### SHORT EXERCISE
Copy out all the entries exactly.
===== DATASET EXTRACT
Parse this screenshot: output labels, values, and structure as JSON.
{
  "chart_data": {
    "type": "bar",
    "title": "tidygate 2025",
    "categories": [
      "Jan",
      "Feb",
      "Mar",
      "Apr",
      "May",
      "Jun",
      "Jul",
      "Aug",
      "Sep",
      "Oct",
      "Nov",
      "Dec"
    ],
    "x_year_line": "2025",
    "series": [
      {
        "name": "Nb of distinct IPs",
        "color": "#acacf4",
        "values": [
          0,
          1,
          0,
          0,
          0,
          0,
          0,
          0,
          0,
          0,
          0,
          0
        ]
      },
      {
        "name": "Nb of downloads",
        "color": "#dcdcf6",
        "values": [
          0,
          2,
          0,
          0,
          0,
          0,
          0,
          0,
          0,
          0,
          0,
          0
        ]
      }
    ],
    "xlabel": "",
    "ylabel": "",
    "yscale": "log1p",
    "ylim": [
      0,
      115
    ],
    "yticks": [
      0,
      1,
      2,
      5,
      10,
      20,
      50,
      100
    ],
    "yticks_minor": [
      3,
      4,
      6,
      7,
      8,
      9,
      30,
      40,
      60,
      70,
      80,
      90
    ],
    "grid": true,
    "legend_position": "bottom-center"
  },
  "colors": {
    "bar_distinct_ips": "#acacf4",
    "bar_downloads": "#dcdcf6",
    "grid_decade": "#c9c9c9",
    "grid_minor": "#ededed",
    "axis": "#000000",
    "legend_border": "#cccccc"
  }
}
==========
### THE RESPONSE
Parse this screenshot: output labels, values, and structure as JSON.
{
  "chart_data": {
    "type": "bar",
    "title": "tidygate 2025",
    "categories": [
      "Jan",
      "Feb",
      "Mar",
      "Apr",
      "May",
      "Jun",
      "Jul",
      "Aug",
      "Sep",
      "Oct",
      "Nov",
      "Dec"
    ],
    "x_year_line": "2025",
    "series": [
      {
        "name": "Nb of distinct IPs",
        "color": "#acacf4",
        "values": [
          0,
          1,
          0,
          0,
          0,
          0,
          0,
          0,
          0,
          0,
          0,
          0
        ]
      },
      {
        "name": "Nb of downloads",
        "color": "#dcdcf6",
        "values": [
          0,
          2,
          0,
          0,
          0,
          0,
          0,
          0,
          0,
          0,
          0,
          0
        ]
      }
    ],
    "xlabel": "",
    "ylabel": "",
    "yscale": "log1p",
    "ylim": [
      0,
      115
    ],
    "yticks": [
      0,
      1,
      2,
      5,
      10,
      20,
      50,
      100
    ],
    "yticks_minor": [
      3,
      4,
      6,
      7,
      8,
      9,
      30,
      40,
      60,
      70,
      80,
      90
    ],
    "grid": true,
    "legend_position": "bottom-center"
  },
  "colors": {
    "bar_distinct_ips": "#acacf4",
    "bar_downloads": "#dcdcf6",
    "grid_decade": "#c9c9c9",
    "grid_minor": "#ededed",
    "axis": "#000000",
    "legend_border": "#cccccc"
  }
}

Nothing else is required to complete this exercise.